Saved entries

## start

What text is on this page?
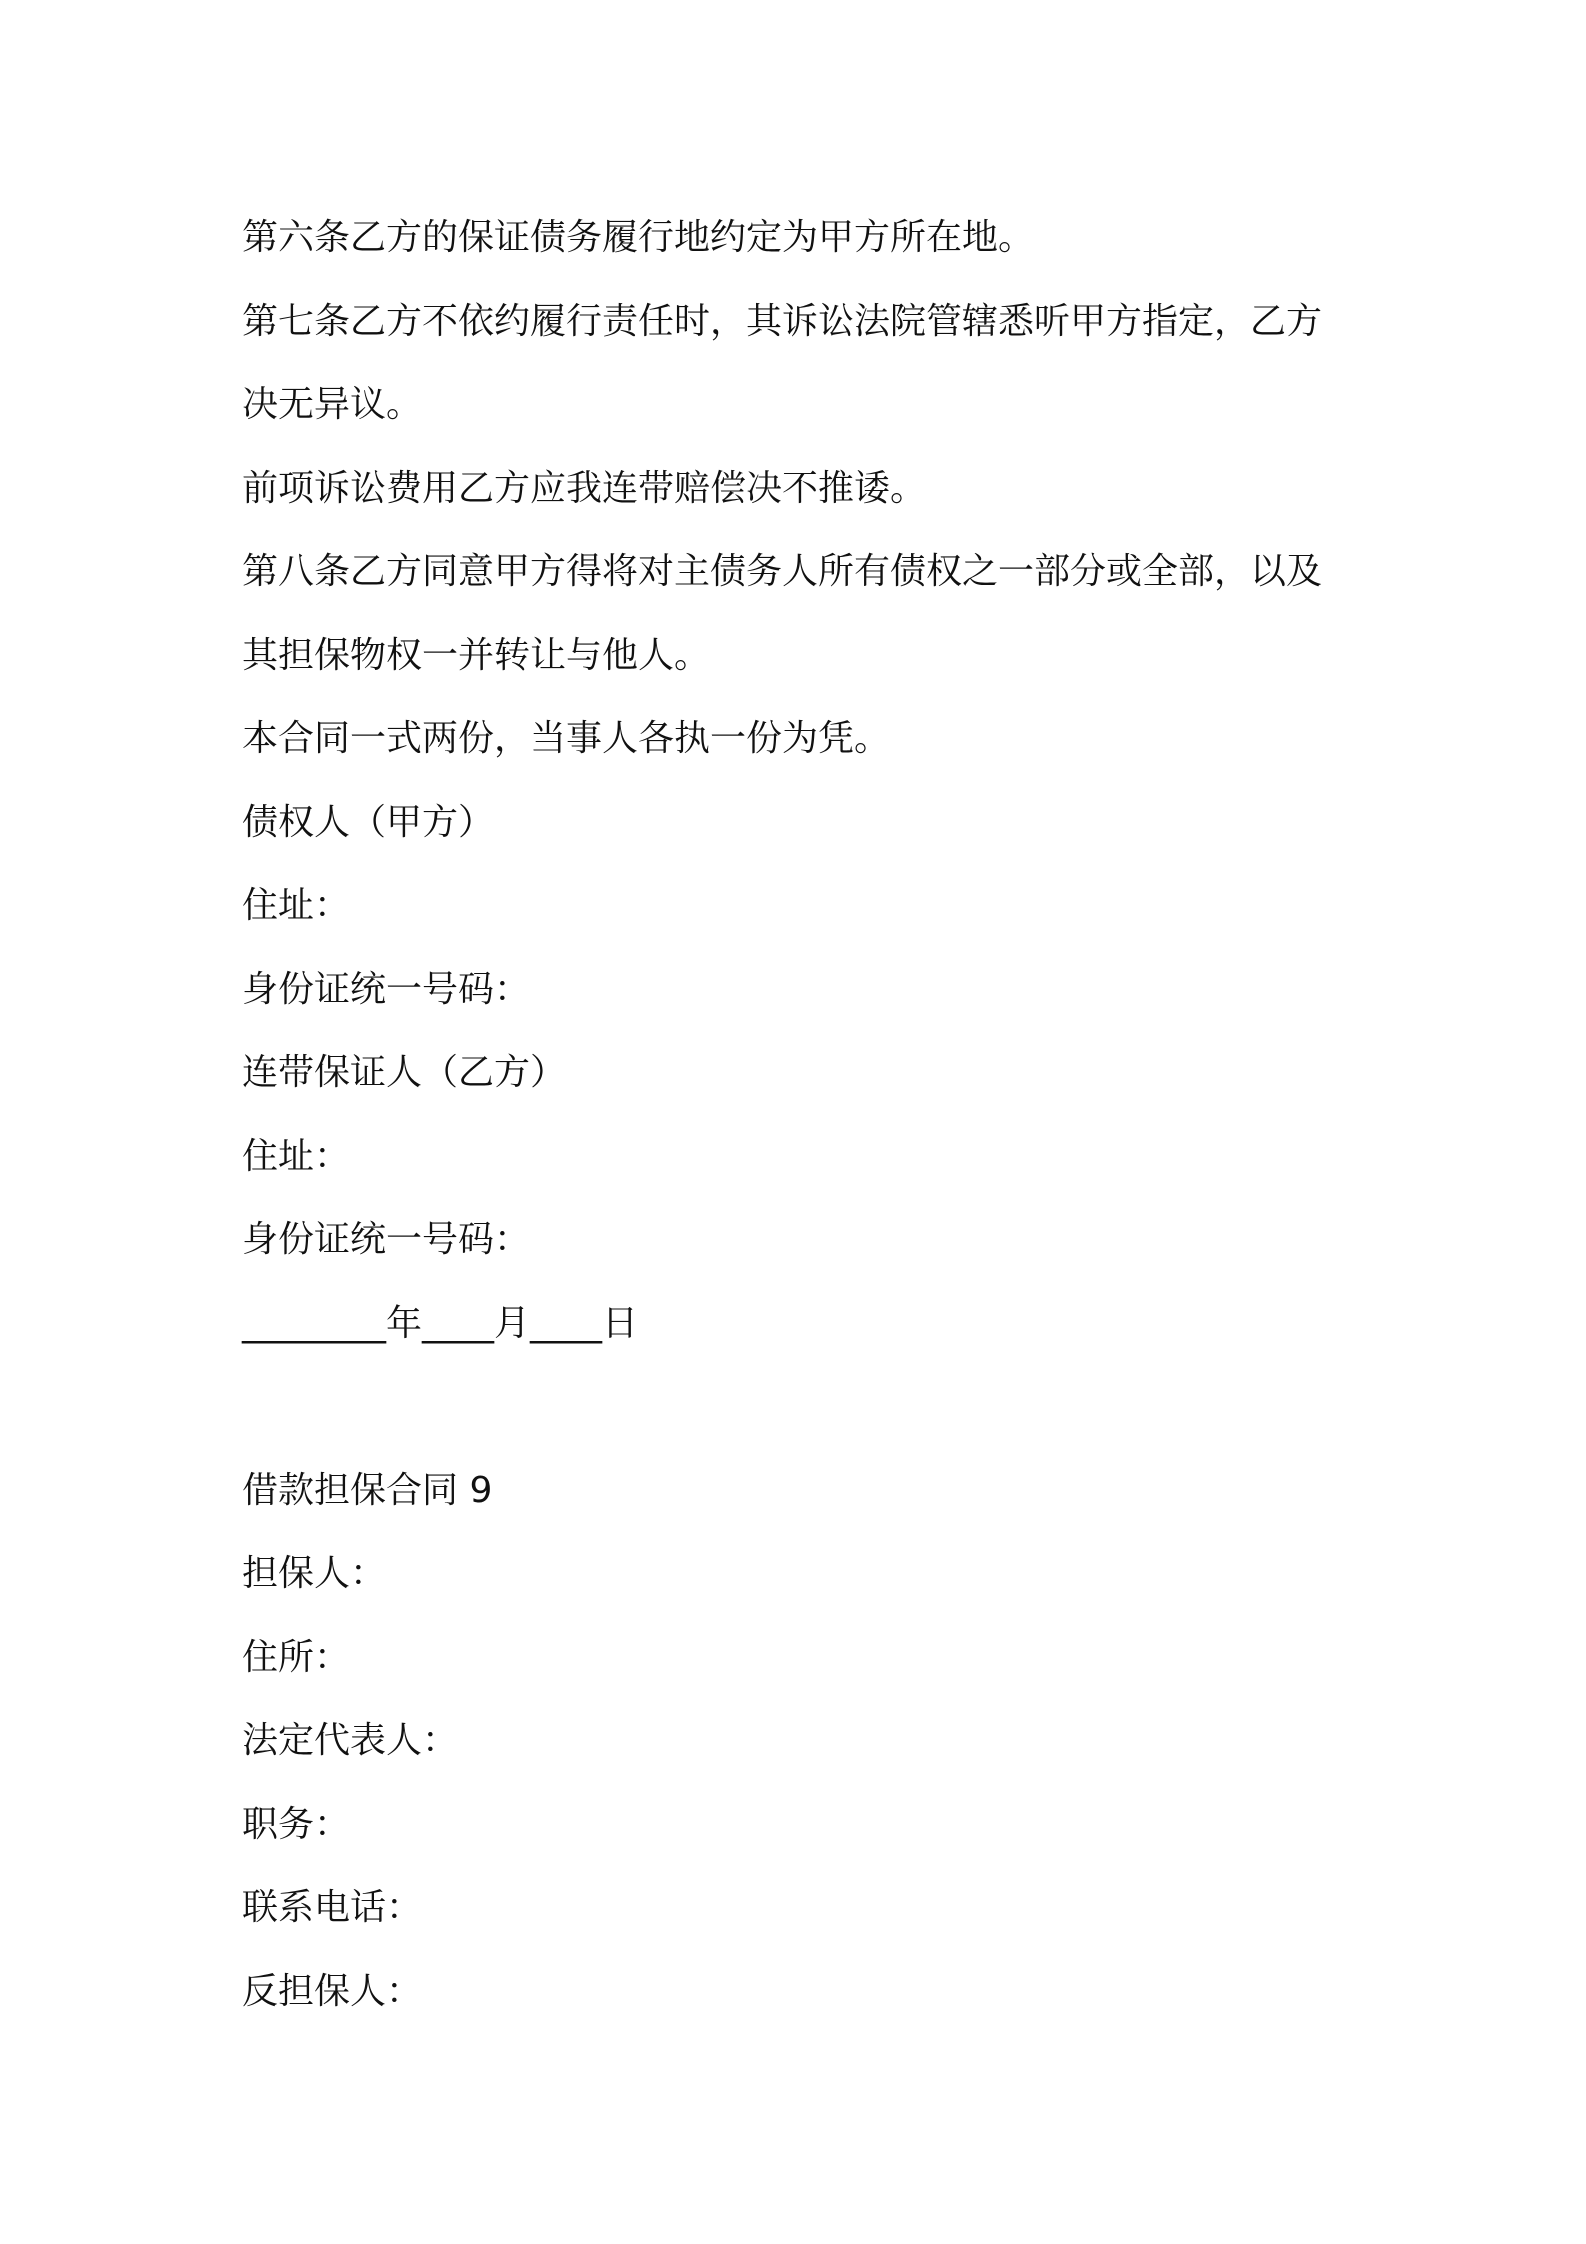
第六条乙方的保证债务履行地约定为甲方所在地。
第七条乙方不依约履行责任时，其诉讼法院管辖悉听甲方指定，乙方
决无异议。
前项诉讼费用乙方应我连带赔偿决不推诿。
第八条乙方同意甲方得将对主债务人所有债权之一部分或全部，以及
其担保物权一并转让与他人。
本合同一式两份，当事人各执一份为凭。
债权人（甲方）
住址：
身份证统一号码：
连带保证人（乙方）
住址：
身份证统一号码：
________年____月____日
借款担保合同 9
担保人：
住所：
法定代表人：
职务：
联系电话：
反担保人：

## end

__SHORT EXERCISE__: Reproduce the material above in full, exactly, with no images.

__RESULT OF THIS TASK__:
What text is on this page?
第六条乙方的保证债务履行地约定为甲方所在地。
第七条乙方不依约履行责任时，其诉讼法院管辖悉听甲方指定，乙方
决无异议。
前项诉讼费用乙方应我连带赔偿决不推诿。
第八条乙方同意甲方得将对主债务人所有债权之一部分或全部，以及
其担保物权一并转让与他人。
本合同一式两份，当事人各执一份为凭。
债权人（甲方）
住址：
身份证统一号码：
连带保证人（乙方）
住址：
身份证统一号码：
________年____月____日
借款担保合同 9
担保人：
住所：
法定代表人：
职务：
联系电话：
反担保人：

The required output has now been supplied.